### [Set problem]
Below are records; work out how many of their lines contain "roles" and give only that number.

### [Data for processing]

>>>>

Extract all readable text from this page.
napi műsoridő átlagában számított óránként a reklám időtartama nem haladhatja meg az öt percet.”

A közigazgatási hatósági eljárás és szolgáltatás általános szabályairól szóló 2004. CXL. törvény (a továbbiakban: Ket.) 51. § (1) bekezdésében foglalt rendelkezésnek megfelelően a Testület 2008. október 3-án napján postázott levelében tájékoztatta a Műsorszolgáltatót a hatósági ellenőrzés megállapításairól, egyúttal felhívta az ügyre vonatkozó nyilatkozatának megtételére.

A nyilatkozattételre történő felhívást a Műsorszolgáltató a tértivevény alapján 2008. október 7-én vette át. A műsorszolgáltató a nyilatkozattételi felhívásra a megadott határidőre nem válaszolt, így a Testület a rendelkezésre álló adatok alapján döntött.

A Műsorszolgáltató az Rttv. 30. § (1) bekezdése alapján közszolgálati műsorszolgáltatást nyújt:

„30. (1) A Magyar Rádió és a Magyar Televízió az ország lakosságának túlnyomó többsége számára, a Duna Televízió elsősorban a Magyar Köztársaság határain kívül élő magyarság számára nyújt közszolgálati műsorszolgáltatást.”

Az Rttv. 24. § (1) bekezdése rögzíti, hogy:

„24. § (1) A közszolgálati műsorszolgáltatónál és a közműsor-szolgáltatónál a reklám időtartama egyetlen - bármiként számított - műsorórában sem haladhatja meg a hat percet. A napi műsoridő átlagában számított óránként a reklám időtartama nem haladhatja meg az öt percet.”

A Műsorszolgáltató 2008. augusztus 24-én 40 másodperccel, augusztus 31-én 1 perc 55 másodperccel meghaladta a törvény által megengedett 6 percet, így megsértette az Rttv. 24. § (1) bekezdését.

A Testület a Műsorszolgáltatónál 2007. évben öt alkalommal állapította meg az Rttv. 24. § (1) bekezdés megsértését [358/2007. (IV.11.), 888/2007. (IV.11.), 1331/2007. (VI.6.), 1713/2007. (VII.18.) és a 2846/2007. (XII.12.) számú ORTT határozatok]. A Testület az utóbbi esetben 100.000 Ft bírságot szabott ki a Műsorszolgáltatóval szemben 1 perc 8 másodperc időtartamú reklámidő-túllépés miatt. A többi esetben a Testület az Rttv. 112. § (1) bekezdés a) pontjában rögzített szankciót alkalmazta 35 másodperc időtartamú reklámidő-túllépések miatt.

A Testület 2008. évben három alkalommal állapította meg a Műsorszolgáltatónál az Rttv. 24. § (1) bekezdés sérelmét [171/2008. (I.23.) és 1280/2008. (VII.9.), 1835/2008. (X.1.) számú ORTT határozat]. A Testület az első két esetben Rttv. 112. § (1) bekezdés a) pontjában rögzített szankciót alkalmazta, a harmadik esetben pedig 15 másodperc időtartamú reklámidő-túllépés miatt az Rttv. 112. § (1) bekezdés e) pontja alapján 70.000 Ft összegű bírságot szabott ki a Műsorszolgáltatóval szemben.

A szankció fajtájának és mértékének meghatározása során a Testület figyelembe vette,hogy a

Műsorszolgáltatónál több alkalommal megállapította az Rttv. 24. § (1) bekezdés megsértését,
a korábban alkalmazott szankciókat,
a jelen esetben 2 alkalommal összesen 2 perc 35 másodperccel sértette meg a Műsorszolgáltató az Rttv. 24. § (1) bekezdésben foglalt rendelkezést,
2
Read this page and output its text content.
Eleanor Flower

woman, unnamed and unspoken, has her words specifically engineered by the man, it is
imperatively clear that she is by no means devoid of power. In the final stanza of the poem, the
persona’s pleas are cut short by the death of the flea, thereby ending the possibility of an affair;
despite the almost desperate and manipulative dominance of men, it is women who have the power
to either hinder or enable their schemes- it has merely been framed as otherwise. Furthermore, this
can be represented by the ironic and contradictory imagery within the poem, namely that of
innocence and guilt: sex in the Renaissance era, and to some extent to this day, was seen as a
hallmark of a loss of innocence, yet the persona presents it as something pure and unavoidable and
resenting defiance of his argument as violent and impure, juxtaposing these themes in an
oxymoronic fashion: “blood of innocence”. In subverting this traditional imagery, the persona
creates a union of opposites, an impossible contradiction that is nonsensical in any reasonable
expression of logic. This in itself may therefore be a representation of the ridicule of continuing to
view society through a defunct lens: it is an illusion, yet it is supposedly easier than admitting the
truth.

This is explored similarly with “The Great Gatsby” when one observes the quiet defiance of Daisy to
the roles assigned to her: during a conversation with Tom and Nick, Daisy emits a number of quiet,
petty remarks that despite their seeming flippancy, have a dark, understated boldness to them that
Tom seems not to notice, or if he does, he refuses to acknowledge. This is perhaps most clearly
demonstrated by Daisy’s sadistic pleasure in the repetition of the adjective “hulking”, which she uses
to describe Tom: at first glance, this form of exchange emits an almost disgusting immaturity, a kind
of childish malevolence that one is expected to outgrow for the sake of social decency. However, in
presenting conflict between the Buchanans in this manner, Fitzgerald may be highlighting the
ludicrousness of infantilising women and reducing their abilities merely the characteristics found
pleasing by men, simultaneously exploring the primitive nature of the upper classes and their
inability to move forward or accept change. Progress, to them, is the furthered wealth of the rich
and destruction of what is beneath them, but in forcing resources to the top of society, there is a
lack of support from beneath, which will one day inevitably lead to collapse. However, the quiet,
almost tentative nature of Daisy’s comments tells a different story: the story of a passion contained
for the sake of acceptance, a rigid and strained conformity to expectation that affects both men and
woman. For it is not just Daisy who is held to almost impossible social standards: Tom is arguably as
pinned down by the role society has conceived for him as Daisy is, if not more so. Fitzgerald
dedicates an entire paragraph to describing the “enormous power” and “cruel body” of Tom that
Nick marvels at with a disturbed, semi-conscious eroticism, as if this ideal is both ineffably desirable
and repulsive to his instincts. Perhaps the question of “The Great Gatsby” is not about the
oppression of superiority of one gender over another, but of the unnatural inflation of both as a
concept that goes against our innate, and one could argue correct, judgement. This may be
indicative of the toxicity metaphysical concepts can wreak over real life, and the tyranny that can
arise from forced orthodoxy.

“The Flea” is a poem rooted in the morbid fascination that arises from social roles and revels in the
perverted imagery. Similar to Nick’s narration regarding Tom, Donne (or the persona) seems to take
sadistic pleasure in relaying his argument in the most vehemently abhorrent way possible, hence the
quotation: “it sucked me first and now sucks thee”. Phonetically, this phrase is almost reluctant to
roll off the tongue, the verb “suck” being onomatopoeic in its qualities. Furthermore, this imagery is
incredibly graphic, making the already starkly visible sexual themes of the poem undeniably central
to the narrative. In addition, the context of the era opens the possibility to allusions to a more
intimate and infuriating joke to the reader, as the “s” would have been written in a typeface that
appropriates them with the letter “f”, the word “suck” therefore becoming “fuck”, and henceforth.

<<<<

### [Answer to the task]
2